──────── Data for this task ────────

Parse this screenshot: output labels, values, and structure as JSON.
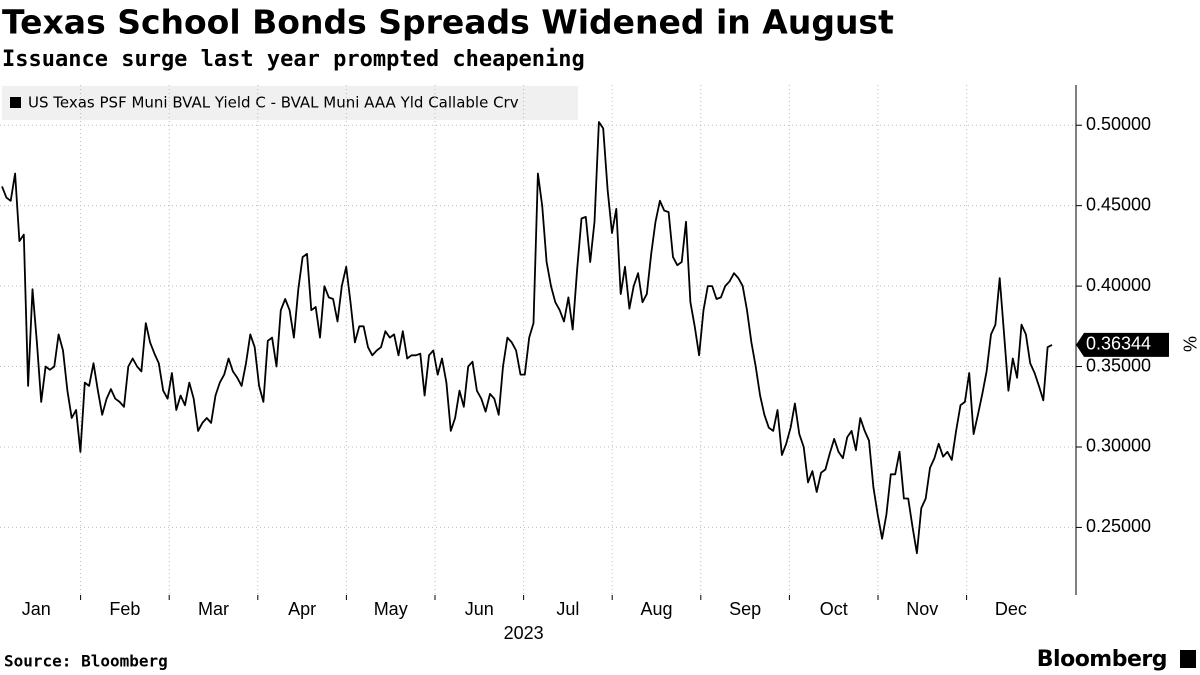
{
  "chart_data": {
    "type": "line",
    "title": "Texas School Bonds Spreads Widened in August",
    "subtitle": "Issuance surge last year prompted cheapening",
    "source": "Source: Bloomberg",
    "brand": "Bloomberg",
    "y_axis_label": "%",
    "months": [
      "Jan",
      "Feb",
      "Mar",
      "Apr",
      "May",
      "Jun",
      "Jul",
      "Aug",
      "Sep",
      "Oct",
      "Nov",
      "Dec"
    ],
    "year": "2023",
    "ylim": [
      0.208,
      0.525
    ],
    "yticks": [
      {
        "value": 0.25,
        "label": "0.25000"
      },
      {
        "value": 0.3,
        "label": "0.30000"
      },
      {
        "value": 0.35,
        "label": "0.35000"
      },
      {
        "value": 0.4,
        "label": "0.40000"
      },
      {
        "value": 0.45,
        "label": "0.45000"
      },
      {
        "value": 0.5,
        "label": "0.50000"
      }
    ],
    "grid": true,
    "series": [
      {
        "name": "US Texas PSF Muni BVAL Yield C - BVAL Muni AAA Yld Callable Crv",
        "color": "#000000",
        "values": [
          0.462,
          0.455,
          0.453,
          0.47,
          0.428,
          0.432,
          0.338,
          0.398,
          0.365,
          0.328,
          0.35,
          0.348,
          0.35,
          0.37,
          0.36,
          0.335,
          0.318,
          0.323,
          0.297,
          0.34,
          0.338,
          0.352,
          0.335,
          0.32,
          0.33,
          0.336,
          0.33,
          0.328,
          0.325,
          0.35,
          0.355,
          0.35,
          0.347,
          0.377,
          0.365,
          0.358,
          0.352,
          0.335,
          0.33,
          0.346,
          0.323,
          0.332,
          0.326,
          0.34,
          0.33,
          0.31,
          0.315,
          0.318,
          0.315,
          0.332,
          0.34,
          0.345,
          0.355,
          0.347,
          0.343,
          0.338,
          0.352,
          0.37,
          0.362,
          0.338,
          0.328,
          0.366,
          0.368,
          0.35,
          0.385,
          0.392,
          0.385,
          0.368,
          0.398,
          0.418,
          0.42,
          0.385,
          0.387,
          0.368,
          0.4,
          0.393,
          0.392,
          0.378,
          0.4,
          0.412,
          0.39,
          0.365,
          0.375,
          0.375,
          0.362,
          0.357,
          0.36,
          0.362,
          0.372,
          0.368,
          0.37,
          0.357,
          0.372,
          0.355,
          0.357,
          0.357,
          0.358,
          0.332,
          0.357,
          0.36,
          0.345,
          0.355,
          0.34,
          0.31,
          0.318,
          0.335,
          0.325,
          0.35,
          0.353,
          0.335,
          0.33,
          0.322,
          0.333,
          0.33,
          0.32,
          0.35,
          0.368,
          0.365,
          0.36,
          0.345,
          0.345,
          0.368,
          0.377,
          0.47,
          0.45,
          0.415,
          0.4,
          0.39,
          0.385,
          0.378,
          0.393,
          0.373,
          0.41,
          0.442,
          0.443,
          0.415,
          0.44,
          0.502,
          0.498,
          0.46,
          0.433,
          0.448,
          0.395,
          0.412,
          0.386,
          0.4,
          0.408,
          0.39,
          0.395,
          0.42,
          0.44,
          0.453,
          0.447,
          0.446,
          0.418,
          0.413,
          0.415,
          0.44,
          0.39,
          0.375,
          0.357,
          0.385,
          0.4,
          0.4,
          0.392,
          0.393,
          0.4,
          0.403,
          0.408,
          0.405,
          0.4,
          0.385,
          0.365,
          0.35,
          0.332,
          0.32,
          0.312,
          0.31,
          0.323,
          0.295,
          0.302,
          0.312,
          0.327,
          0.308,
          0.3,
          0.278,
          0.285,
          0.272,
          0.284,
          0.286,
          0.296,
          0.305,
          0.297,
          0.293,
          0.306,
          0.31,
          0.298,
          0.318,
          0.31,
          0.304,
          0.275,
          0.258,
          0.243,
          0.258,
          0.283,
          0.283,
          0.297,
          0.268,
          0.268,
          0.25,
          0.234,
          0.262,
          0.268,
          0.287,
          0.293,
          0.302,
          0.294,
          0.297,
          0.292,
          0.31,
          0.326,
          0.328,
          0.346,
          0.308,
          0.32,
          0.333,
          0.347,
          0.37,
          0.376,
          0.405,
          0.37,
          0.335,
          0.355,
          0.343,
          0.376,
          0.37,
          0.352,
          0.346,
          0.338,
          0.329,
          0.362,
          0.36344
        ]
      }
    ]
  }
}
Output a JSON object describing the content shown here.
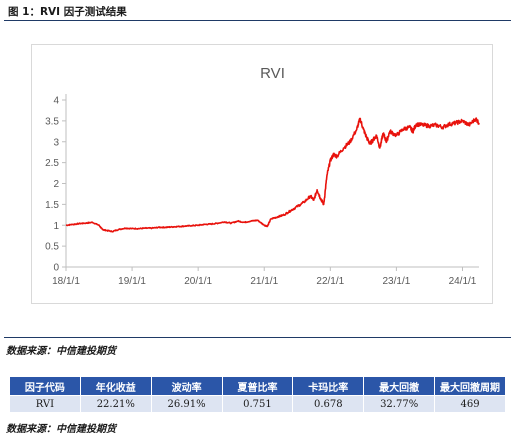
{
  "figure_title": "图 1：RVI 因子测试结果",
  "source_top": "数据来源：中信建投期货",
  "source_bottom": "数据来源：中信建投期货",
  "table": {
    "headers": [
      "因子代码",
      "年化收益",
      "波动率",
      "夏普比率",
      "卡玛比率",
      "最大回撤",
      "最大回撤周期"
    ],
    "rows": [
      [
        "RVI",
        "22.21%",
        "26.91%",
        "0.751",
        "0.678",
        "32.77%",
        "469"
      ]
    ]
  },
  "colors": {
    "line": "#e8120c",
    "header_bg": "#2b56a8",
    "cell_bg": "#dde4f2",
    "axis": "#bfbfbf",
    "text": "#595959"
  },
  "chart_data": {
    "type": "line",
    "title": "RVI",
    "xlabel": "",
    "ylabel": "",
    "ylim": [
      0,
      4
    ],
    "yticks": [
      "0",
      "0.5",
      "1",
      "1.5",
      "2",
      "2.5",
      "3",
      "3.5",
      "4"
    ],
    "xticks": [
      {
        "label": "18/1/1",
        "t": 0
      },
      {
        "label": "19/1/1",
        "t": 1
      },
      {
        "label": "20/1/1",
        "t": 2
      },
      {
        "label": "21/1/1",
        "t": 3
      },
      {
        "label": "22/1/1",
        "t": 4
      },
      {
        "label": "23/1/1",
        "t": 5
      },
      {
        "label": "24/1/1",
        "t": 6
      }
    ],
    "grid": false,
    "legend": "none",
    "series": [
      {
        "x": [
          0.0,
          0.1,
          0.2,
          0.3,
          0.4,
          0.5,
          0.55,
          0.6,
          0.7,
          0.8,
          0.9,
          1.0,
          1.1,
          1.2,
          1.3,
          1.4,
          1.5,
          1.6,
          1.7,
          1.8,
          1.9,
          2.0,
          2.1,
          2.2,
          2.3,
          2.4,
          2.5,
          2.6,
          2.7,
          2.8,
          2.9,
          3.0,
          3.05,
          3.1,
          3.2,
          3.3,
          3.4,
          3.5,
          3.6,
          3.7,
          3.75,
          3.8,
          3.85,
          3.9,
          3.95,
          4.0,
          4.05,
          4.1,
          4.2,
          4.3,
          4.4,
          4.45,
          4.5,
          4.55,
          4.6,
          4.65,
          4.7,
          4.75,
          4.8,
          4.85,
          4.9,
          5.0,
          5.1,
          5.2,
          5.25,
          5.3,
          5.4,
          5.5,
          5.6,
          5.7,
          5.8,
          5.9,
          6.0,
          6.1,
          6.2,
          6.25
        ],
        "y": [
          1.0,
          1.02,
          1.04,
          1.05,
          1.07,
          1.0,
          0.9,
          0.88,
          0.85,
          0.9,
          0.93,
          0.92,
          0.92,
          0.93,
          0.93,
          0.95,
          0.95,
          0.96,
          0.97,
          0.98,
          0.99,
          1.0,
          1.02,
          1.03,
          1.05,
          1.08,
          1.05,
          1.1,
          1.07,
          1.1,
          1.12,
          1.0,
          0.98,
          1.15,
          1.2,
          1.25,
          1.35,
          1.45,
          1.55,
          1.7,
          1.6,
          1.85,
          1.65,
          1.5,
          2.2,
          2.55,
          2.7,
          2.65,
          2.85,
          3.0,
          3.3,
          3.55,
          3.3,
          3.1,
          2.95,
          3.05,
          3.15,
          2.85,
          3.2,
          3.0,
          3.25,
          3.15,
          3.3,
          3.35,
          3.25,
          3.42,
          3.4,
          3.38,
          3.4,
          3.35,
          3.42,
          3.45,
          3.5,
          3.4,
          3.55,
          3.45
        ]
      }
    ]
  }
}
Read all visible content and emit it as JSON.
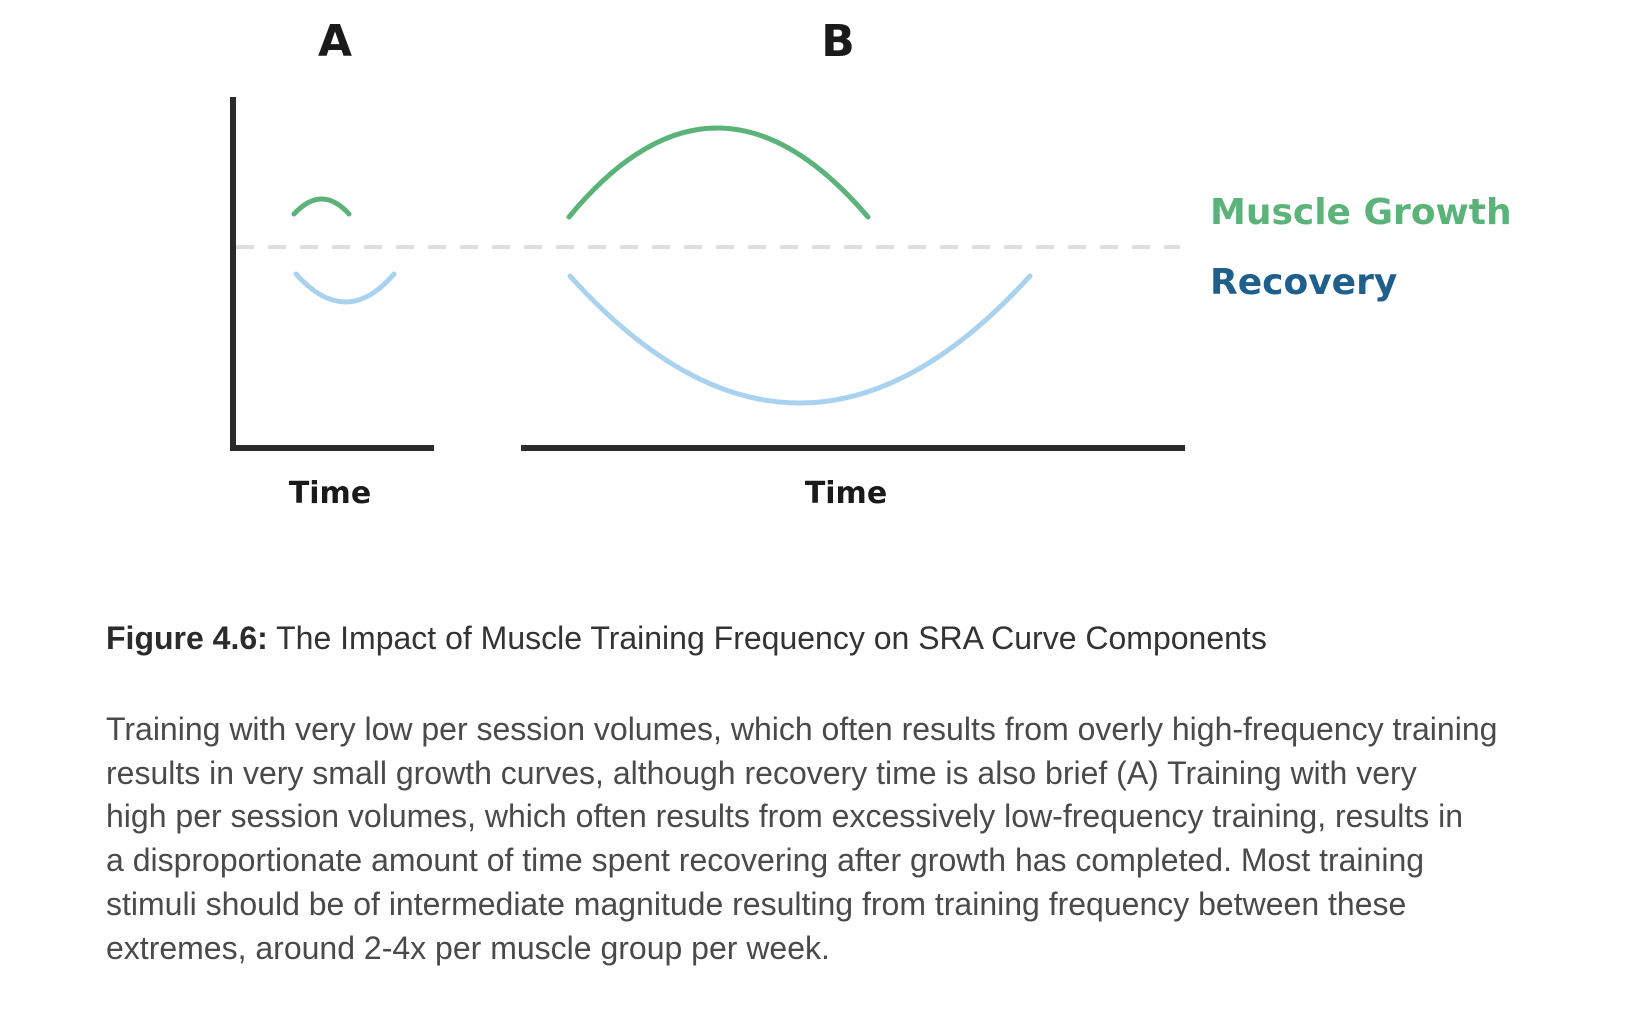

────────

**The problem:** Copy each line of the data that contains the word "Bloomberg".

**Result of this task:**
    "source": "Source: Bloomberg",
    "brand": "Bloomberg",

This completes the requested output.